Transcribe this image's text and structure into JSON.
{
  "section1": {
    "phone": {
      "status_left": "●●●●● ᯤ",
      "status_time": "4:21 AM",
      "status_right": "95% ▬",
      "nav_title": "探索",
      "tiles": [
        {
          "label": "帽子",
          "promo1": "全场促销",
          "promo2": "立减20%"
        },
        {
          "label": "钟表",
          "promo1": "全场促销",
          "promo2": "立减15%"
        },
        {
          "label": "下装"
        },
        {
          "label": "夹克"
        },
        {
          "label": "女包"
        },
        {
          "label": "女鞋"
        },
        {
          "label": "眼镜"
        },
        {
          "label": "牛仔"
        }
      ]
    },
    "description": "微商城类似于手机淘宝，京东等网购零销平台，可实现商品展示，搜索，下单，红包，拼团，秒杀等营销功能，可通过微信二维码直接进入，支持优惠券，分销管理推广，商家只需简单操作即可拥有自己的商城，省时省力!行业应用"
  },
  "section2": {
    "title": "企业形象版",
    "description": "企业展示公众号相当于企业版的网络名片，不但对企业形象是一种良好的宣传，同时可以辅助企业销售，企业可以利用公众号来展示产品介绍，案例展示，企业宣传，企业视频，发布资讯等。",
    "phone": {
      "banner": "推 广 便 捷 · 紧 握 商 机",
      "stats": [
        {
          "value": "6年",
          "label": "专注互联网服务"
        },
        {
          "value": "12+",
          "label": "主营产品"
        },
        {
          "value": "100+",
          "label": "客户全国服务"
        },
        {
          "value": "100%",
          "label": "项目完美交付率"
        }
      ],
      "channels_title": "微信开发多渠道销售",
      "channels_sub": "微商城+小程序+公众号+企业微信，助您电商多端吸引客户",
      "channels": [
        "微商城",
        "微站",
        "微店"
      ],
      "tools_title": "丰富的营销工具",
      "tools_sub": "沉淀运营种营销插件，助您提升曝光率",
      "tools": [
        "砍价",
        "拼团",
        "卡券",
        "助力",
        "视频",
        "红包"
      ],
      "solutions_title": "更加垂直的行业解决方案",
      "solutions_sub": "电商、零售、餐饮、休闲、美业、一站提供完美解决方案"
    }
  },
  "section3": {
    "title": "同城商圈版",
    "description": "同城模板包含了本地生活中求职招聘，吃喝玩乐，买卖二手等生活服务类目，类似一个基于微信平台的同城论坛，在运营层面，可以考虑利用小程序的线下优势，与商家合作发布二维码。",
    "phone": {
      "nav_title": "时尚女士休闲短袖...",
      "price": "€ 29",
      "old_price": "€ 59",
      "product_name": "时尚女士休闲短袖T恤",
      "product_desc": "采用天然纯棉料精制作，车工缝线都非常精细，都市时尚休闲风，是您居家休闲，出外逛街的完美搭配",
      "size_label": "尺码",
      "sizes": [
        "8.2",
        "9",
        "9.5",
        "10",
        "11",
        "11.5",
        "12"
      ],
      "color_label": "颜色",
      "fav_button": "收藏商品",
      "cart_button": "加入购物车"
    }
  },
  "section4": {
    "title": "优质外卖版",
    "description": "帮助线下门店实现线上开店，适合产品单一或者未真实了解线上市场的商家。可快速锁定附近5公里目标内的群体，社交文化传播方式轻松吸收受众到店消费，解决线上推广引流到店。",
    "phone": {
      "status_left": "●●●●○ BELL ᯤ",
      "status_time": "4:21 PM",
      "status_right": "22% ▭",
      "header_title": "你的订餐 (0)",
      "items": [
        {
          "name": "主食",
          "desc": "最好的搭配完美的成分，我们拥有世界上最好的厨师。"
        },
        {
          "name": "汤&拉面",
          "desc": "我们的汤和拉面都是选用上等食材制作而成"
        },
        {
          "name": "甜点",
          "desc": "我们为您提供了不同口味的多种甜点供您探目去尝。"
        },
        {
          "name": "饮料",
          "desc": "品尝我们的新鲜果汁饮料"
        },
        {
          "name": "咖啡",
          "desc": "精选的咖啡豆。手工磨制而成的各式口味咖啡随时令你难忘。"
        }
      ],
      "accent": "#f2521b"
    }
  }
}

Aim of the exercise:
Write every entry out again exactly.

The reply:
Transcribe this image's text and structure into JSON.
{
  "section1": {
    "phone": {
      "status_left": "●●●●● ᯤ",
      "status_time": "4:21 AM",
      "status_right": "95% ▬",
      "nav_title": "探索",
      "tiles": [
        {
          "label": "帽子",
          "promo1": "全场促销",
          "promo2": "立减20%"
        },
        {
          "label": "钟表",
          "promo1": "全场促销",
          "promo2": "立减15%"
        },
        {
          "label": "下装"
        },
        {
          "label": "夹克"
        },
        {
          "label": "女包"
        },
        {
          "label": "女鞋"
        },
        {
          "label": "眼镜"
        },
        {
          "label": "牛仔"
        }
      ]
    },
    "description": "微商城类似于手机淘宝，京东等网购零销平台，可实现商品展示，搜索，下单，红包，拼团，秒杀等营销功能，可通过微信二维码直接进入，支持优惠券，分销管理推广，商家只需简单操作即可拥有自己的商城，省时省力!行业应用"
  },
  "section2": {
    "title": "企业形象版",
    "description": "企业展示公众号相当于企业版的网络名片，不但对企业形象是一种良好的宣传，同时可以辅助企业销售，企业可以利用公众号来展示产品介绍，案例展示，企业宣传，企业视频，发布资讯等。",
    "phone": {
      "banner": "推 广 便 捷 · 紧 握 商 机",
      "stats": [
        {
          "value": "6年",
          "label": "专注互联网服务"
        },
        {
          "value": "12+",
          "label": "主营产品"
        },
        {
          "value": "100+",
          "label": "客户全国服务"
        },
        {
          "value": "100%",
          "label": "项目完美交付率"
        }
      ],
      "channels_title": "微信开发多渠道销售",
      "channels_sub": "微商城+小程序+公众号+企业微信，助您电商多端吸引客户",
      "channels": [
        "微商城",
        "微站",
        "微店"
      ],
      "tools_title": "丰富的营销工具",
      "tools_sub": "沉淀运营种营销插件，助您提升曝光率",
      "tools": [
        "砍价",
        "拼团",
        "卡券",
        "助力",
        "视频",
        "红包"
      ],
      "solutions_title": "更加垂直的行业解决方案",
      "solutions_sub": "电商、零售、餐饮、休闲、美业、一站提供完美解决方案"
    }
  },
  "section3": {
    "title": "同城商圈版",
    "description": "同城模板包含了本地生活中求职招聘，吃喝玩乐，买卖二手等生活服务类目，类似一个基于微信平台的同城论坛，在运营层面，可以考虑利用小程序的线下优势，与商家合作发布二维码。",
    "phone": {
      "nav_title": "时尚女士休闲短袖...",
      "price": "€ 29",
      "old_price": "€ 59",
      "product_name": "时尚女士休闲短袖T恤",
      "product_desc": "采用天然纯棉料精制作，车工缝线都非常精细，都市时尚休闲风，是您居家休闲，出外逛街的完美搭配",
      "size_label": "尺码",
      "sizes": [
        "8.2",
        "9",
        "9.5",
        "10",
        "11",
        "11.5",
        "12"
      ],
      "color_label": "颜色",
      "fav_button": "收藏商品",
      "cart_button": "加入购物车"
    }
  },
  "section4": {
    "title": "优质外卖版",
    "description": "帮助线下门店实现线上开店，适合产品单一或者未真实了解线上市场的商家。可快速锁定附近5公里目标内的群体，社交文化传播方式轻松吸收受众到店消费，解决线上推广引流到店。",
    "phone": {
      "status_left": "●●●●○ BELL ᯤ",
      "status_time": "4:21 PM",
      "status_right": "22% ▭",
      "header_title": "你的订餐 (0)",
      "items": [
        {
          "name": "主食",
          "desc": "最好的搭配完美的成分，我们拥有世界上最好的厨师。"
        },
        {
          "name": "汤&拉面",
          "desc": "我们的汤和拉面都是选用上等食材制作而成"
        },
        {
          "name": "甜点",
          "desc": "我们为您提供了不同口味的多种甜点供您探目去尝。"
        },
        {
          "name": "饮料",
          "desc": "品尝我们的新鲜果汁饮料"
        },
        {
          "name": "咖啡",
          "desc": "精选的咖啡豆。手工磨制而成的各式口味咖啡随时令你难忘。"
        }
      ],
      "accent": "#f2521b"
    }
  }
}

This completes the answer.